SUPPLIED DATA:
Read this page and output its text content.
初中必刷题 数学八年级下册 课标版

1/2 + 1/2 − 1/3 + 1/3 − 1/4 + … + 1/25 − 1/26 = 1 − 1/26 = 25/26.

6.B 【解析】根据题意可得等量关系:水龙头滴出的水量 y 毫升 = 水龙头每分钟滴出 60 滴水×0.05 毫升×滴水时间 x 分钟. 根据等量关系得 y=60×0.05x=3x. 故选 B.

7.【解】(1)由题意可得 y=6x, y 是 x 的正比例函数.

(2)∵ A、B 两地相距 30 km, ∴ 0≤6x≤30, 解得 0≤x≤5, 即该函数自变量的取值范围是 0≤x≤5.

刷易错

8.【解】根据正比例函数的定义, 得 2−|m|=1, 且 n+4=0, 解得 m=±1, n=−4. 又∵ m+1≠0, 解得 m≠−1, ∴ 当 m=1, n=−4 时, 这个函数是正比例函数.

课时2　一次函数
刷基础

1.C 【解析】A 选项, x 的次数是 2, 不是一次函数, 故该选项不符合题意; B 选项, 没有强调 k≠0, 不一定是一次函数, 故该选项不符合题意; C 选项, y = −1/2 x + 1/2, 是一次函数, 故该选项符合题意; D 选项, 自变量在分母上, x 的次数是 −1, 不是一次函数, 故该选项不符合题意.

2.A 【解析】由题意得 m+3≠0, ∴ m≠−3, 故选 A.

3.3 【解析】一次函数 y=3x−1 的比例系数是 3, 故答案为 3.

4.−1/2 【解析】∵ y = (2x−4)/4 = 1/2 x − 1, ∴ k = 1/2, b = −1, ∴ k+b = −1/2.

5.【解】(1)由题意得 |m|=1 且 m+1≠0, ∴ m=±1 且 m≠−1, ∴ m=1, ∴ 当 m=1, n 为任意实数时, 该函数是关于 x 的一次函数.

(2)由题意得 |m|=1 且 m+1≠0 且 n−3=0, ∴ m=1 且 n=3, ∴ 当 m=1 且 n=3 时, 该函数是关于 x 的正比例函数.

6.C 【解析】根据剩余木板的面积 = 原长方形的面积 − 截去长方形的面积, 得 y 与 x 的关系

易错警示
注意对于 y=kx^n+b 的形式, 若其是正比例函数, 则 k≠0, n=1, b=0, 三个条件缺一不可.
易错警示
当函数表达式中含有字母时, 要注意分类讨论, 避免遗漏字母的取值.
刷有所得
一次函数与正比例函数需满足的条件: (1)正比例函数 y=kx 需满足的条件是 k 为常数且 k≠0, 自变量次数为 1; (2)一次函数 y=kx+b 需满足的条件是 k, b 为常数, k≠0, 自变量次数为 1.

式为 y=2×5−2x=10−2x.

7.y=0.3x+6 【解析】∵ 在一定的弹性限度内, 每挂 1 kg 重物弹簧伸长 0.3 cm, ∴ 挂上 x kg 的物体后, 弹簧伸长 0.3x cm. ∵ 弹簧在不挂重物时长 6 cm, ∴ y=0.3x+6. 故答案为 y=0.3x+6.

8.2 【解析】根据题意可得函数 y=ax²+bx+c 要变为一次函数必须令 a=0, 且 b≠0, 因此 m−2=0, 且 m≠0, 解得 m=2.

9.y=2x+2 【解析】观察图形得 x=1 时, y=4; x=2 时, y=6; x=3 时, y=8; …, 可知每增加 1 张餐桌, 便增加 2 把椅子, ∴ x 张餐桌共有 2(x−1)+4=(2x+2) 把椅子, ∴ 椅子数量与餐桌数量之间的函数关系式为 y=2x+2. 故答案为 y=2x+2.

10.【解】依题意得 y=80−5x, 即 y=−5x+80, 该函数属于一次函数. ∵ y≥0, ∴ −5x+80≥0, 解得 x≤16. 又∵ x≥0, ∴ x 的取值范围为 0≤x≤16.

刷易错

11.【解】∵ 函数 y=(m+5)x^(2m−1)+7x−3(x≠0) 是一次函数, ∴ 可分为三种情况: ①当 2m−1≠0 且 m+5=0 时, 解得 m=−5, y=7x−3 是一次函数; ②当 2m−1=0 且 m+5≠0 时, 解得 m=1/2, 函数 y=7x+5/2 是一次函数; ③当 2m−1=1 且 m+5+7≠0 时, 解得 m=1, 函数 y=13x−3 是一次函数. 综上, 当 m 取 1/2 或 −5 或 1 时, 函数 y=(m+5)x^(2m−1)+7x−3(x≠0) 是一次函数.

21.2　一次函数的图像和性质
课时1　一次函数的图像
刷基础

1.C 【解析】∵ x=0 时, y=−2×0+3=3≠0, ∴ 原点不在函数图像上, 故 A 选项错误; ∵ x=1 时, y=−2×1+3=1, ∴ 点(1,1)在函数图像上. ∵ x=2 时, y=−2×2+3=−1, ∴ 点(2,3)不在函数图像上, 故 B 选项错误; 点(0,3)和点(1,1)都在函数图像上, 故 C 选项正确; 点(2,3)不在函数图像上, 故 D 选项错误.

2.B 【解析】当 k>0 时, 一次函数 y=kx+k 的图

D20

GIVEN PROBLEM:
Reply with nothing but the number of lines that contain the word "故答案为".

SOLUTION FOR THIS EXERCISE:
3